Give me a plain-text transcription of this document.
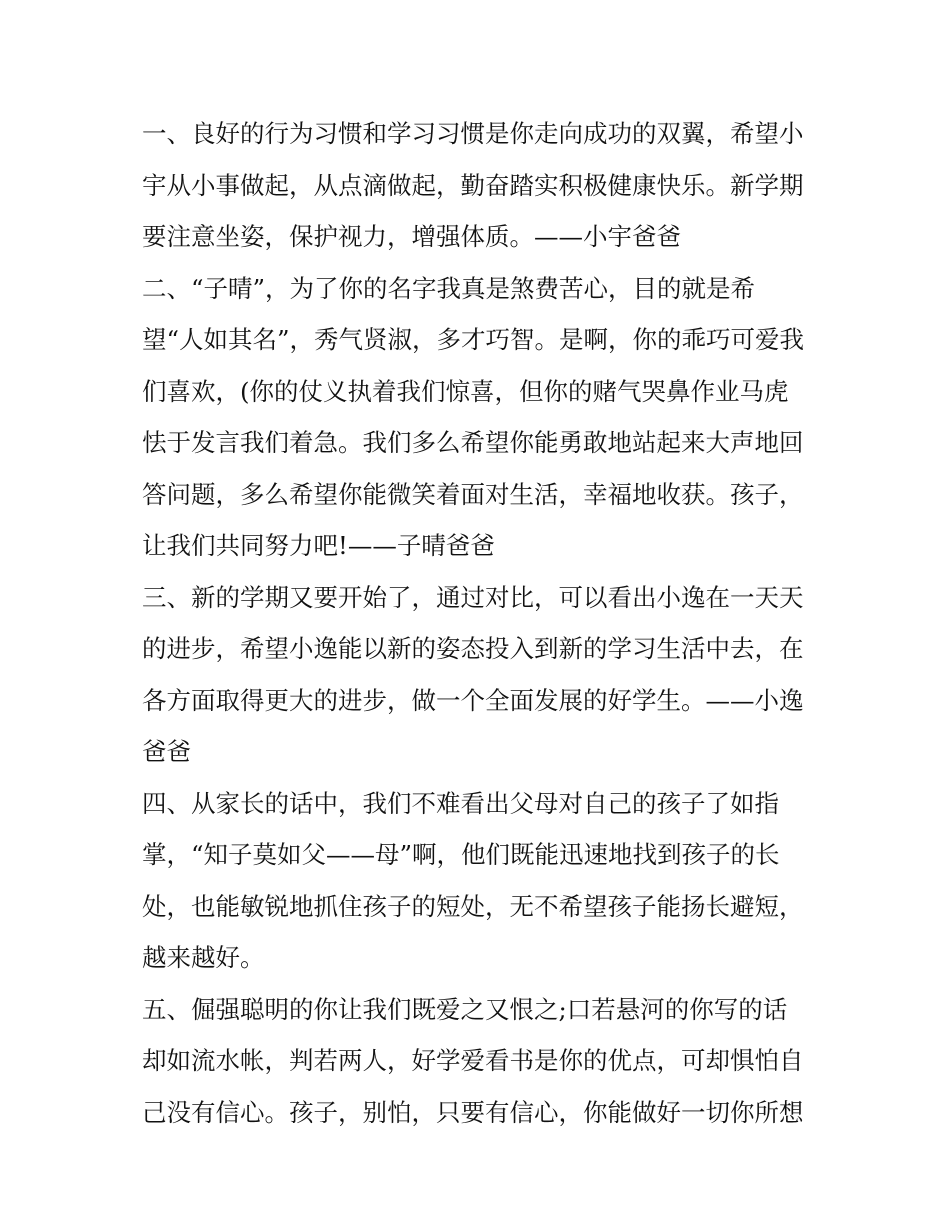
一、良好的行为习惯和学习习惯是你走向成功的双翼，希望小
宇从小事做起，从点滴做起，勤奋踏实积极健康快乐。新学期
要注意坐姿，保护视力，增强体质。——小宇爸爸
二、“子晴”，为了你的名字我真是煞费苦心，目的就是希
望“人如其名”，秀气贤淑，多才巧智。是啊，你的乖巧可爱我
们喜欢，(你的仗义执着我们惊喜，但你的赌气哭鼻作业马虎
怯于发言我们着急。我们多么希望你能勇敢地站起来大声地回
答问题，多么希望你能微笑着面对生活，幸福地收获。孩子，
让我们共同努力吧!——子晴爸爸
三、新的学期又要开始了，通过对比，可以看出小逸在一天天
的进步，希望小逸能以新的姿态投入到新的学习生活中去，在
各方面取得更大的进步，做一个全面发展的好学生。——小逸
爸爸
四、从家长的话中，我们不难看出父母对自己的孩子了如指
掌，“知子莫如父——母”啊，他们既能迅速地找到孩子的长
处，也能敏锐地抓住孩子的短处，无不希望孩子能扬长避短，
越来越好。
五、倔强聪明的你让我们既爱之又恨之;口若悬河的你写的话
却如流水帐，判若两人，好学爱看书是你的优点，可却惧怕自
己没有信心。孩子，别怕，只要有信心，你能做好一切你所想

-*-

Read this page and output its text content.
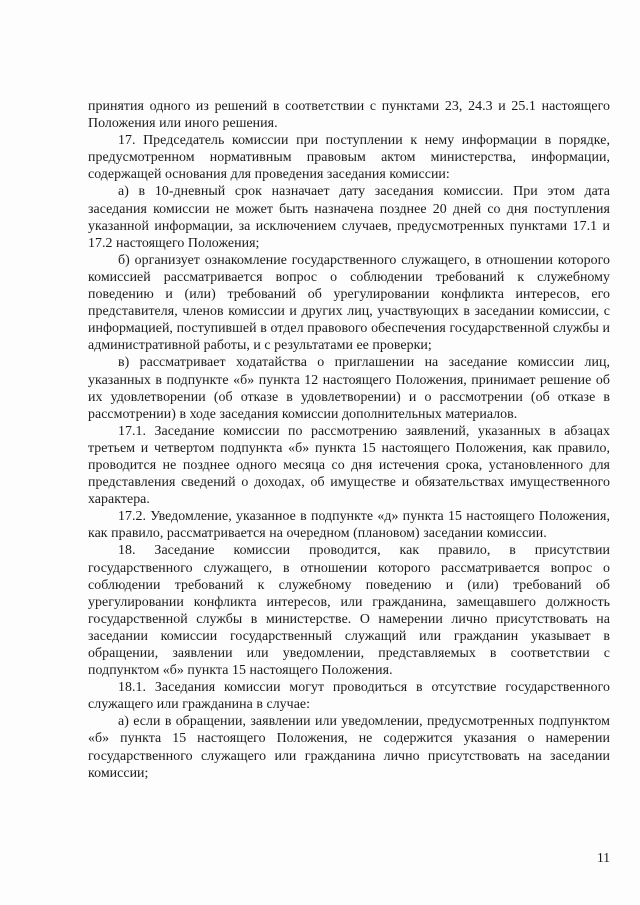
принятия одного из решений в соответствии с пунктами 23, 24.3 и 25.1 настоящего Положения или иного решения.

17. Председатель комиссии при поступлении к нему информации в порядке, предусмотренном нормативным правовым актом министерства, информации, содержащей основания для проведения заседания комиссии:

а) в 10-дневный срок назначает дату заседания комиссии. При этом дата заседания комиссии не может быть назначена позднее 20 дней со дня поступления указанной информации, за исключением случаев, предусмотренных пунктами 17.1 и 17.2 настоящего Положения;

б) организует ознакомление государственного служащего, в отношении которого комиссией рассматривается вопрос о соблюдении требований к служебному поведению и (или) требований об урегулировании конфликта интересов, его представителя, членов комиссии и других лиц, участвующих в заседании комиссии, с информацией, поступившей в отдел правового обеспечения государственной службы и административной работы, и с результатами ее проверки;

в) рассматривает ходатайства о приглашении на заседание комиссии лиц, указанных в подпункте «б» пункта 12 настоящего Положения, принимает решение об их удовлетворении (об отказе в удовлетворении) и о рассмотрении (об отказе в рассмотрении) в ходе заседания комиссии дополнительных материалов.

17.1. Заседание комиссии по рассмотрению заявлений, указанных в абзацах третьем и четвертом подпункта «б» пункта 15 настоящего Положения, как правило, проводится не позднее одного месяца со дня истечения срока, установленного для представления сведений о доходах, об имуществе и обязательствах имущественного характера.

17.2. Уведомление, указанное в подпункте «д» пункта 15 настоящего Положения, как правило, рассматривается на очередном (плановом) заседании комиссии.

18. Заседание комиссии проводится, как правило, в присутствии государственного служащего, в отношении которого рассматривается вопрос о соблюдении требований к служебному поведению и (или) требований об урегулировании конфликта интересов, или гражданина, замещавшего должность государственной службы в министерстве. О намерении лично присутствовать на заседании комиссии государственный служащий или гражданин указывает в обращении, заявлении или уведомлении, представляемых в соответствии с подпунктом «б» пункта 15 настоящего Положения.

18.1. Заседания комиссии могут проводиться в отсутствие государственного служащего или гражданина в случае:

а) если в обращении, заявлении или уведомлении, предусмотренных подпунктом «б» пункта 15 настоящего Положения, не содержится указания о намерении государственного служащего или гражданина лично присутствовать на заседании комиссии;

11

-*-

== Set task ==
Scan the material for lines with the word "информации", and copy each line you find.

== Response to this task ==
17. Председатель комиссии при поступлении к нему информации в порядке, предусмотренном нормативным правовым актом министерства, информации, содержащей основания для проведения заседания комиссии:
а) в 10-дневный срок назначает дату заседания комиссии. При этом дата заседания комиссии не может быть назначена позднее 20 дней со дня поступления указанной информации, за исключением случаев, предусмотренных пунктами 17.1 и 17.2 настоящего Положения;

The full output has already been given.